**Brief:** Gather all lines from the material that contain "name".

**Records shown:**
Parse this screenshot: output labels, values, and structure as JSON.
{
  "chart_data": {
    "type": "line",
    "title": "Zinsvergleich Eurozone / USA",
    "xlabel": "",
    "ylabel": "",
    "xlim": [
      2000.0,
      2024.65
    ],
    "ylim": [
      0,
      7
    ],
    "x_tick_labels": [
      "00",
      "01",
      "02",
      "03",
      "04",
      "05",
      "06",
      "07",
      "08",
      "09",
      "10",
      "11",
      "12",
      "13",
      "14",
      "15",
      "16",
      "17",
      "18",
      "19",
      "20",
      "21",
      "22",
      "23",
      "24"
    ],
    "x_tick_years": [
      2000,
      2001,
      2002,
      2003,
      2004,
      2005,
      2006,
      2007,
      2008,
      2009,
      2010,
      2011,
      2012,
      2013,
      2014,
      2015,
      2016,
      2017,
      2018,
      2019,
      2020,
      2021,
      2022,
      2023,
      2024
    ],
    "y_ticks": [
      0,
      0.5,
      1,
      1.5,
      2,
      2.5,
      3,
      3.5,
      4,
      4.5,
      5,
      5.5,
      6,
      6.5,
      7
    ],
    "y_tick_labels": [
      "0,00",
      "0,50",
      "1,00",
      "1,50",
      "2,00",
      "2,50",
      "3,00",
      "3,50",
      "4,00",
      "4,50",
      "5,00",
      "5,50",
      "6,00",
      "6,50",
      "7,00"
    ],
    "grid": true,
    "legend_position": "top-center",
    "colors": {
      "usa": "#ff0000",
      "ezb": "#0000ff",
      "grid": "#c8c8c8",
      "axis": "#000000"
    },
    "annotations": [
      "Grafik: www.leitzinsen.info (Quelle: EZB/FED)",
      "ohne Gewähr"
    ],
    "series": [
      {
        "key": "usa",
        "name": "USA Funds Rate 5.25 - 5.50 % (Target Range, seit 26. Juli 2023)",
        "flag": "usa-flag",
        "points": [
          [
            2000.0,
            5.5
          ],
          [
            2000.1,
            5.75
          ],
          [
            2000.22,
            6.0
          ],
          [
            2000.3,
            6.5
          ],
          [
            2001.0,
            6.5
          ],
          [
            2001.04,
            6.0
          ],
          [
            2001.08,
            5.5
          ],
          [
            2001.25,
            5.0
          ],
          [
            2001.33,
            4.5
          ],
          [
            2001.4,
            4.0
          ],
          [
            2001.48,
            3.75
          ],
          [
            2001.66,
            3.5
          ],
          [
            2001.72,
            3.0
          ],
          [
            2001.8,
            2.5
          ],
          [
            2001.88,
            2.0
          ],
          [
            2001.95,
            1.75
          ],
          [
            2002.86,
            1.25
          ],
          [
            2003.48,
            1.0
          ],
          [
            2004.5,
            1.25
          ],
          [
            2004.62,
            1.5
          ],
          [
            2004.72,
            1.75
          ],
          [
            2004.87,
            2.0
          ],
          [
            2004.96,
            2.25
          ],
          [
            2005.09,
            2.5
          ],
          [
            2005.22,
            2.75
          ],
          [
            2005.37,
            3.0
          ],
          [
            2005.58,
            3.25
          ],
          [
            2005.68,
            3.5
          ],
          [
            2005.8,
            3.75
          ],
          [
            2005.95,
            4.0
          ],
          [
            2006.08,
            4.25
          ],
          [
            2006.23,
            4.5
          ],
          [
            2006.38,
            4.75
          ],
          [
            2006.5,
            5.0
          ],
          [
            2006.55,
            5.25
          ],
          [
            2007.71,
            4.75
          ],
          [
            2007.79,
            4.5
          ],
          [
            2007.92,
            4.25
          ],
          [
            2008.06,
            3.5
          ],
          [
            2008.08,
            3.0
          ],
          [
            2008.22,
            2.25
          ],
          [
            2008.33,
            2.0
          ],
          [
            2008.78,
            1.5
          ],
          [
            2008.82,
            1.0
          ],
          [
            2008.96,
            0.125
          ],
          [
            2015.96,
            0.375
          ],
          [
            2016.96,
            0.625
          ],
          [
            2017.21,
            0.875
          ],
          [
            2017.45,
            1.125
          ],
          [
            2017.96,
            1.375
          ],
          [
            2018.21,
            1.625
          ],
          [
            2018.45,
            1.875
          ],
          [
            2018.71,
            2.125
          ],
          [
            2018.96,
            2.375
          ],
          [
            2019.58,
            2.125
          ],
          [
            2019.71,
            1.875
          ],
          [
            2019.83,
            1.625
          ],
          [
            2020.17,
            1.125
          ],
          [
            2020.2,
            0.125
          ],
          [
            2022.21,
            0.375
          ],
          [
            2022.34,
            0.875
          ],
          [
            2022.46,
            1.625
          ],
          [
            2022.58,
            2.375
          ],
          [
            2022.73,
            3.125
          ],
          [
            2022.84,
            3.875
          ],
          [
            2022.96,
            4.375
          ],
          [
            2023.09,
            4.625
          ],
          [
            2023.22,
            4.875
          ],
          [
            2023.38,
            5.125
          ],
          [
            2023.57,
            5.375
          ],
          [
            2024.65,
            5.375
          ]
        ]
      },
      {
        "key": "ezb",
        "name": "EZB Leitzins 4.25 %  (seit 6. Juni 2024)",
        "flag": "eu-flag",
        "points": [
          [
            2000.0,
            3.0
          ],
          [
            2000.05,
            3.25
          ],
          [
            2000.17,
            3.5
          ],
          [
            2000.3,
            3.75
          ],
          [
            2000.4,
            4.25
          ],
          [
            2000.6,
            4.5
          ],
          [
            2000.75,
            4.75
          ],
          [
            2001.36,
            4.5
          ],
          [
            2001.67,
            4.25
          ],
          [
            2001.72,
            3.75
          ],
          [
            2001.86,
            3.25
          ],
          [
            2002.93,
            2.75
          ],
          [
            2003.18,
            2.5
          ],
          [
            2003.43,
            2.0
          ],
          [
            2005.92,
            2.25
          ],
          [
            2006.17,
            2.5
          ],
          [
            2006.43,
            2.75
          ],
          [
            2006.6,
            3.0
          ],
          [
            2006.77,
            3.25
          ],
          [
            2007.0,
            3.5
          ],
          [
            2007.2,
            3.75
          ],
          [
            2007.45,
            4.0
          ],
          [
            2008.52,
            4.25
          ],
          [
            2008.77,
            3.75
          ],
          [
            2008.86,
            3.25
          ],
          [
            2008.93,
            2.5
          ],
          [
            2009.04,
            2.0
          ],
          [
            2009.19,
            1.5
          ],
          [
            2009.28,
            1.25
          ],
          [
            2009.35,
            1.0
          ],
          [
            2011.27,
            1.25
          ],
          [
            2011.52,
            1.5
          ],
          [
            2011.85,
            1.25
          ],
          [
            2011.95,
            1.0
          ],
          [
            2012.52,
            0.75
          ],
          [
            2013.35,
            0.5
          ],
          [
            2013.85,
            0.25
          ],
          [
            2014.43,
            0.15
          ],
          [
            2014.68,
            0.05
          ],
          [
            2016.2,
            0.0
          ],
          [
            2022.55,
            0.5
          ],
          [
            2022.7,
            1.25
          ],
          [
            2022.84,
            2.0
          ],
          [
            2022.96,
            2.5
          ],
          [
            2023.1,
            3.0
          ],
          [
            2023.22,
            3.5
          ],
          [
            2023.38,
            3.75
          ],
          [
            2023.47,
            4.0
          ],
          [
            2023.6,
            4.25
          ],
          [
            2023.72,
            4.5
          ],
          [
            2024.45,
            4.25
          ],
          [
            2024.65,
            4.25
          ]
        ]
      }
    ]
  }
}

**Task result:**
        "name": "USA Funds Rate 5.25 - 5.50 % (Target Range, seit 26. Juli 2023)",
        "name": "EZB Leitzins 4.25 %  (seit 6. Juni 2024)",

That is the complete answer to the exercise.